Your goal -> Omit the pictures, then reproduce every remaining record exactly.

Data for the task ->
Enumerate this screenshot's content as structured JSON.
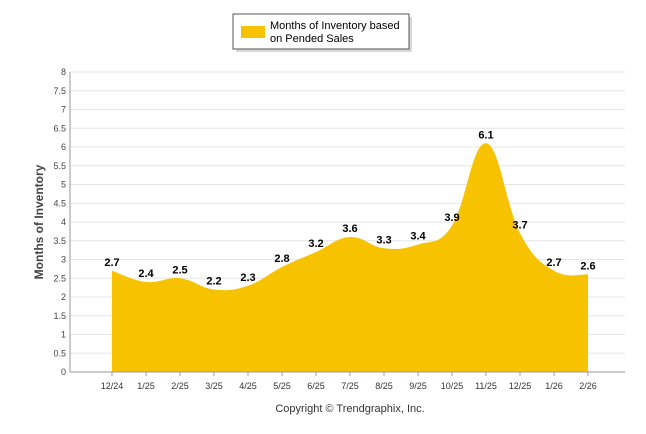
{
  "chart_data": {
    "type": "area",
    "categories": [
      "12/24",
      "1/25",
      "2/25",
      "3/25",
      "4/25",
      "5/25",
      "6/25",
      "7/25",
      "8/25",
      "9/25",
      "10/25",
      "11/25",
      "12/25",
      "1/26",
      "2/26"
    ],
    "series": [
      {
        "name": "Months of Inventory based on Pended Sales",
        "values": [
          2.7,
          2.4,
          2.5,
          2.2,
          2.3,
          2.8,
          3.2,
          3.6,
          3.3,
          3.4,
          3.9,
          6.1,
          3.7,
          2.7,
          2.6
        ]
      }
    ],
    "ylabel": "Months of Inventory",
    "xlabel": "",
    "ylim": [
      0,
      8
    ],
    "yticks": [
      "0",
      "0.5",
      "1",
      "1.5",
      "2",
      "2.5",
      "3",
      "3.5",
      "4",
      "4.5",
      "5",
      "5.5",
      "6",
      "6.5",
      "7",
      "7.5",
      "8"
    ],
    "legend": {
      "line1": "Months of Inventory based",
      "line2": "on Pended Sales",
      "position": "top-center"
    },
    "grid": true
  },
  "colors": {
    "area": "#F7C300",
    "grid": "#e6e6e6",
    "axis": "#999999"
  },
  "footer": {
    "copyright": "Copyright © Trendgraphix, Inc."
  }
}
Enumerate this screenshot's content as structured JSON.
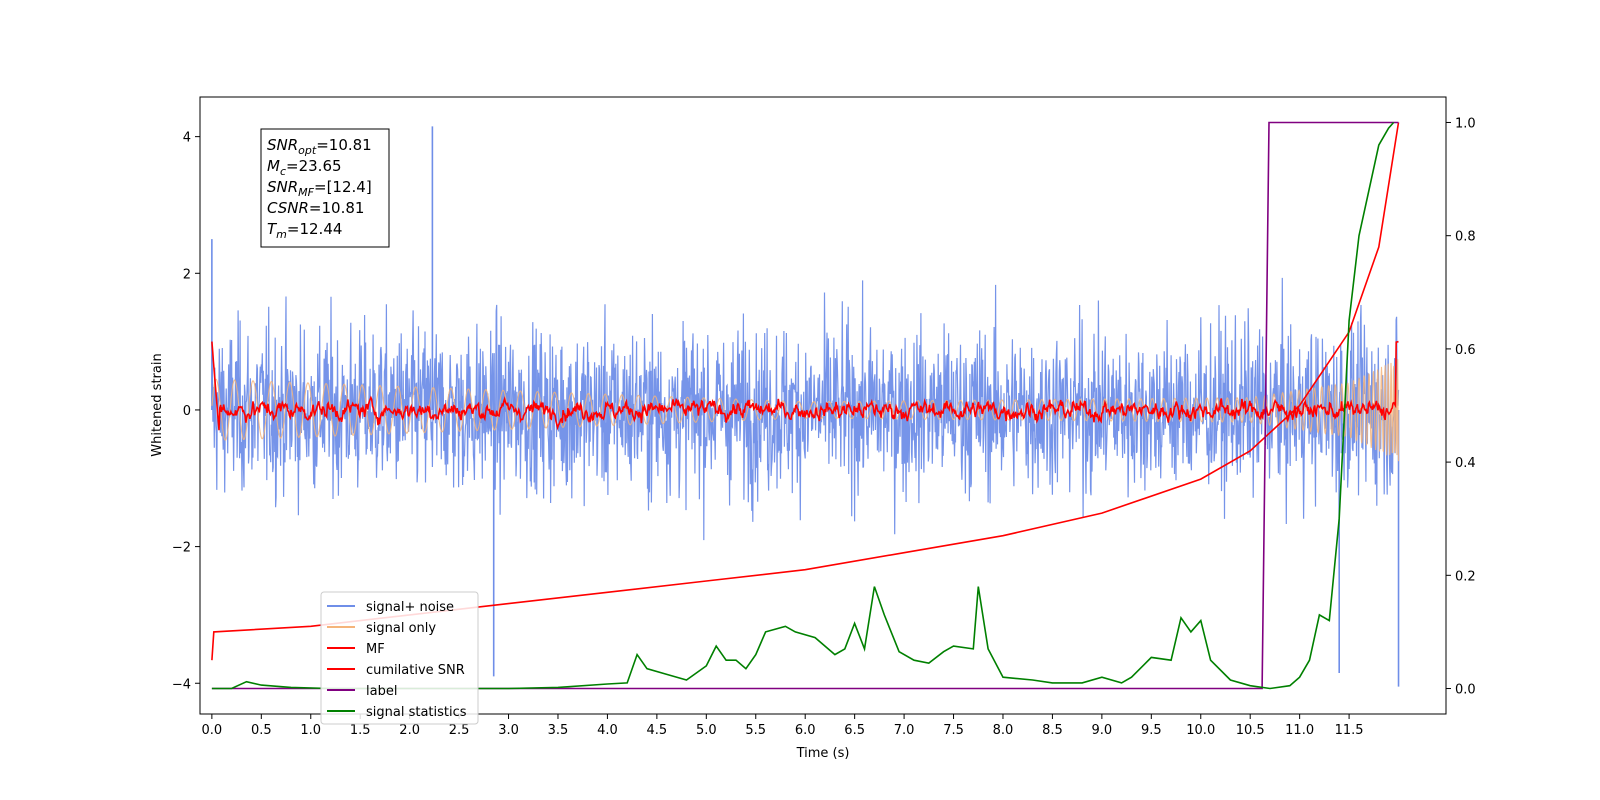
{
  "chart_data": {
    "type": "line",
    "title": "",
    "xlabel": "Time (s)",
    "ylabel": "Whitened strain",
    "y2label": "",
    "xlim": [
      -0.12,
      12.48
    ],
    "ylim": [
      -4.45,
      4.58
    ],
    "y2lim": [
      -0.045,
      1.045
    ],
    "xticks": [
      "0.0",
      "0.5",
      "1.0",
      "1.5",
      "2.0",
      "2.5",
      "3.0",
      "3.5",
      "4.0",
      "4.5",
      "5.0",
      "5.5",
      "6.0",
      "6.5",
      "7.0",
      "7.5",
      "8.0",
      "8.5",
      "9.0",
      "9.5",
      "10.0",
      "10.5",
      "11.0",
      "11.5"
    ],
    "yticks": [
      "−4",
      "−2",
      "0",
      "2",
      "4"
    ],
    "y2ticks": [
      "0.0",
      "0.2",
      "0.4",
      "0.6",
      "0.8",
      "1.0"
    ],
    "grid": false,
    "legend_position": "lower-left",
    "colors": {
      "signal_noise": "#6f8ee8",
      "signal_only": "#f5b47a",
      "mf": "#ff0000",
      "cumulative_snr": "#ff0000",
      "label": "#800080",
      "signal_statistics": "#008000"
    },
    "annotation": [
      {
        "base": "SNR",
        "sub": "opt",
        "value": "=10.81"
      },
      {
        "base": "M",
        "sub": "c",
        "value": "=23.65"
      },
      {
        "base": "SNR",
        "sub": "MF",
        "value": "=[12.4]"
      },
      {
        "base": "CSNR",
        "sub": "",
        "value": "=10.81"
      },
      {
        "base": "T",
        "sub": "m",
        "value": "=12.44"
      }
    ],
    "series": [
      {
        "name": "signal+ noise",
        "axis": "left",
        "description_points": "noisy oscillation between about -3 and 4",
        "x": [
          0.0,
          2.23,
          2.85,
          11.4,
          12.0
        ],
        "y": [
          2.5,
          4.15,
          -3.9,
          -3.85,
          -4.05
        ]
      },
      {
        "name": "signal only",
        "axis": "left",
        "x": [
          0.0,
          6.0,
          10.5,
          11.5,
          12.0
        ],
        "y_amplitude": [
          0.45,
          0.12,
          0.18,
          0.4,
          0.75
        ]
      },
      {
        "name": "MF",
        "axis": "left",
        "x": [
          0.0,
          0.1,
          0.6,
          1.1,
          2.8,
          5.6,
          9.0,
          12.0
        ],
        "y": [
          1.0,
          0.1,
          0.15,
          0.25,
          0.2,
          0.2,
          0.15,
          1.0
        ]
      },
      {
        "name": "cumilative SNR",
        "axis": "right",
        "x": [
          0.0,
          0.02,
          1.0,
          2.0,
          3.0,
          4.0,
          5.0,
          6.0,
          7.0,
          8.0,
          9.0,
          10.0,
          10.5,
          11.0,
          11.5,
          11.8,
          12.0
        ],
        "y": [
          0.05,
          0.1,
          0.11,
          0.13,
          0.15,
          0.17,
          0.19,
          0.21,
          0.24,
          0.27,
          0.31,
          0.37,
          0.42,
          0.5,
          0.63,
          0.78,
          1.0
        ]
      },
      {
        "name": "label",
        "axis": "right",
        "x": [
          0.0,
          10.62,
          10.69,
          12.0
        ],
        "y": [
          0.0,
          0.0,
          1.0,
          1.0
        ]
      },
      {
        "name": "signal statistics",
        "axis": "right",
        "x": [
          0.0,
          0.2,
          0.35,
          0.5,
          0.8,
          1.2,
          2.0,
          3.0,
          3.5,
          4.0,
          4.2,
          4.3,
          4.4,
          4.6,
          4.8,
          5.0,
          5.1,
          5.2,
          5.3,
          5.4,
          5.5,
          5.6,
          5.8,
          5.9,
          6.1,
          6.3,
          6.4,
          6.5,
          6.6,
          6.7,
          6.8,
          6.95,
          7.1,
          7.25,
          7.4,
          7.5,
          7.7,
          7.75,
          7.85,
          8.0,
          8.3,
          8.5,
          8.8,
          9.0,
          9.2,
          9.3,
          9.5,
          9.7,
          9.8,
          9.9,
          10.0,
          10.1,
          10.3,
          10.5,
          10.7,
          10.9,
          11.0,
          11.1,
          11.2,
          11.3,
          11.4,
          11.5,
          11.6,
          11.7,
          11.8,
          11.9,
          11.95
        ],
        "y": [
          0.0,
          0.0,
          0.012,
          0.006,
          0.002,
          0.0,
          0.0,
          0.0,
          0.002,
          0.008,
          0.01,
          0.06,
          0.035,
          0.025,
          0.015,
          0.04,
          0.075,
          0.05,
          0.05,
          0.035,
          0.06,
          0.1,
          0.11,
          0.1,
          0.09,
          0.06,
          0.07,
          0.115,
          0.07,
          0.18,
          0.13,
          0.065,
          0.05,
          0.045,
          0.065,
          0.075,
          0.07,
          0.18,
          0.07,
          0.02,
          0.015,
          0.01,
          0.01,
          0.02,
          0.01,
          0.02,
          0.055,
          0.05,
          0.125,
          0.1,
          0.12,
          0.05,
          0.015,
          0.005,
          0.0,
          0.005,
          0.02,
          0.05,
          0.13,
          0.12,
          0.3,
          0.65,
          0.8,
          0.88,
          0.96,
          0.99,
          1.0
        ]
      }
    ]
  }
}
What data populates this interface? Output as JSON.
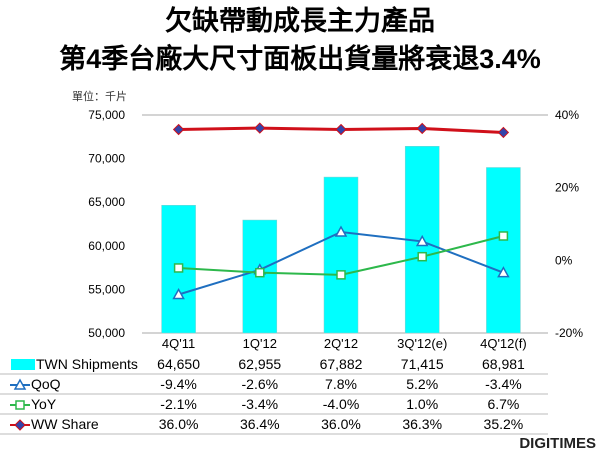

Output ->
Enumerate this screenshot's content as structured JSON.
{
  "chart_data": {
    "type": "area",
    "categories": [
      "12/24",
      "1/25",
      "2/25",
      "3/25",
      "4/25",
      "5/25",
      "6/25",
      "7/25",
      "8/25",
      "9/25",
      "10/25",
      "11/25",
      "12/25",
      "1/26",
      "2/26"
    ],
    "series": [
      {
        "name": "Months of Inventory based on Pended Sales",
        "values": [
          2.7,
          2.4,
          2.5,
          2.2,
          2.3,
          2.8,
          3.2,
          3.6,
          3.3,
          3.4,
          3.9,
          6.1,
          3.7,
          2.7,
          2.6
        ]
      }
    ],
    "ylabel": "Months of Inventory",
    "xlabel": "",
    "ylim": [
      0,
      8
    ],
    "yticks": [
      "0",
      "0.5",
      "1",
      "1.5",
      "2",
      "2.5",
      "3",
      "3.5",
      "4",
      "4.5",
      "5",
      "5.5",
      "6",
      "6.5",
      "7",
      "7.5",
      "8"
    ],
    "legend": {
      "line1": "Months of Inventory based",
      "line2": "on Pended Sales",
      "position": "top-center"
    },
    "grid": true
  },
  "colors": {
    "area": "#F7C300",
    "grid": "#e6e6e6",
    "axis": "#999999"
  },
  "footer": {
    "copyright": "Copyright © Trendgraphix, Inc."
  }
}
Enumerate this screenshot's content as structured JSON.
{
  "chart_data": {
    "type": "line",
    "title": "",
    "xlabel": "Time (s)",
    "ylabel": "Whitened strain",
    "y2label": "",
    "xlim": [
      -0.12,
      12.48
    ],
    "ylim": [
      -4.45,
      4.58
    ],
    "y2lim": [
      -0.045,
      1.045
    ],
    "xticks": [
      "0.0",
      "0.5",
      "1.0",
      "1.5",
      "2.0",
      "2.5",
      "3.0",
      "3.5",
      "4.0",
      "4.5",
      "5.0",
      "5.5",
      "6.0",
      "6.5",
      "7.0",
      "7.5",
      "8.0",
      "8.5",
      "9.0",
      "9.5",
      "10.0",
      "10.5",
      "11.0",
      "11.5"
    ],
    "yticks": [
      "−4",
      "−2",
      "0",
      "2",
      "4"
    ],
    "y2ticks": [
      "0.0",
      "0.2",
      "0.4",
      "0.6",
      "0.8",
      "1.0"
    ],
    "grid": false,
    "legend_position": "lower-left",
    "colors": {
      "signal_noise": "#6f8ee8",
      "signal_only": "#f5b47a",
      "mf": "#ff0000",
      "cumulative_snr": "#ff0000",
      "label": "#800080",
      "signal_statistics": "#008000"
    },
    "annotation": [
      {
        "base": "SNR",
        "sub": "opt",
        "value": "=10.81"
      },
      {
        "base": "M",
        "sub": "c",
        "value": "=23.65"
      },
      {
        "base": "SNR",
        "sub": "MF",
        "value": "=[12.4]"
      },
      {
        "base": "CSNR",
        "sub": "",
        "value": "=10.81"
      },
      {
        "base": "T",
        "sub": "m",
        "value": "=12.44"
      }
    ],
    "series": [
      {
        "name": "signal+ noise",
        "axis": "left",
        "description_points": "noisy oscillation between about -3 and 4",
        "x": [
          0.0,
          2.23,
          2.85,
          11.4,
          12.0
        ],
        "y": [
          2.5,
          4.15,
          -3.9,
          -3.85,
          -4.05
        ]
      },
      {
        "name": "signal only",
        "axis": "left",
        "x": [
          0.0,
          6.0,
          10.5,
          11.5,
          12.0
        ],
        "y_amplitude": [
          0.45,
          0.12,
          0.18,
          0.4,
          0.75
        ]
      },
      {
        "name": "MF",
        "axis": "left",
        "x": [
          0.0,
          0.1,
          0.6,
          1.1,
          2.8,
          5.6,
          9.0,
          12.0
        ],
        "y": [
          1.0,
          0.1,
          0.15,
          0.25,
          0.2,
          0.2,
          0.15,
          1.0
        ]
      },
      {
        "name": "cumilative SNR",
        "axis": "right",
        "x": [
          0.0,
          0.02,
          1.0,
          2.0,
          3.0,
          4.0,
          5.0,
          6.0,
          7.0,
          8.0,
          9.0,
          10.0,
          10.5,
          11.0,
          11.5,
          11.8,
          12.0
        ],
        "y": [
          0.05,
          0.1,
          0.11,
          0.13,
          0.15,
          0.17,
          0.19,
          0.21,
          0.24,
          0.27,
          0.31,
          0.37,
          0.42,
          0.5,
          0.63,
          0.78,
          1.0
        ]
      },
      {
        "name": "label",
        "axis": "right",
        "x": [
          0.0,
          10.62,
          10.69,
          12.0
        ],
        "y": [
          0.0,
          0.0,
          1.0,
          1.0
        ]
      },
      {
        "name": "signal statistics",
        "axis": "right",
        "x": [
          0.0,
          0.2,
          0.35,
          0.5,
          0.8,
          1.2,
          2.0,
          3.0,
          3.5,
          4.0,
          4.2,
          4.3,
          4.4,
          4.6,
          4.8,
          5.0,
          5.1,
          5.2,
          5.3,
          5.4,
          5.5,
          5.6,
          5.8,
          5.9,
          6.1,
          6.3,
          6.4,
          6.5,
          6.6,
          6.7,
          6.8,
          6.95,
          7.1,
          7.25,
          7.4,
          7.5,
          7.7,
          7.75,
          7.85,
          8.0,
          8.3,
          8.5,
          8.8,
          9.0,
          9.2,
          9.3,
          9.5,
          9.7,
          9.8,
          9.9,
          10.0,
          10.1,
          10.3,
          10.5,
          10.7,
          10.9,
          11.0,
          11.1,
          11.2,
          11.3,
          11.4,
          11.5,
          11.6,
          11.7,
          11.8,
          11.9,
          11.95
        ],
        "y": [
          0.0,
          0.0,
          0.012,
          0.006,
          0.002,
          0.0,
          0.0,
          0.0,
          0.002,
          0.008,
          0.01,
          0.06,
          0.035,
          0.025,
          0.015,
          0.04,
          0.075,
          0.05,
          0.05,
          0.035,
          0.06,
          0.1,
          0.11,
          0.1,
          0.09,
          0.06,
          0.07,
          0.115,
          0.07,
          0.18,
          0.13,
          0.065,
          0.05,
          0.045,
          0.065,
          0.075,
          0.07,
          0.18,
          0.07,
          0.02,
          0.015,
          0.01,
          0.01,
          0.02,
          0.01,
          0.02,
          0.055,
          0.05,
          0.125,
          0.1,
          0.12,
          0.05,
          0.015,
          0.005,
          0.0,
          0.005,
          0.02,
          0.05,
          0.13,
          0.12,
          0.3,
          0.65,
          0.8,
          0.88,
          0.96,
          0.99,
          1.0
        ]
      }
    ]
  }
}
What data populates this interface? Output as JSON.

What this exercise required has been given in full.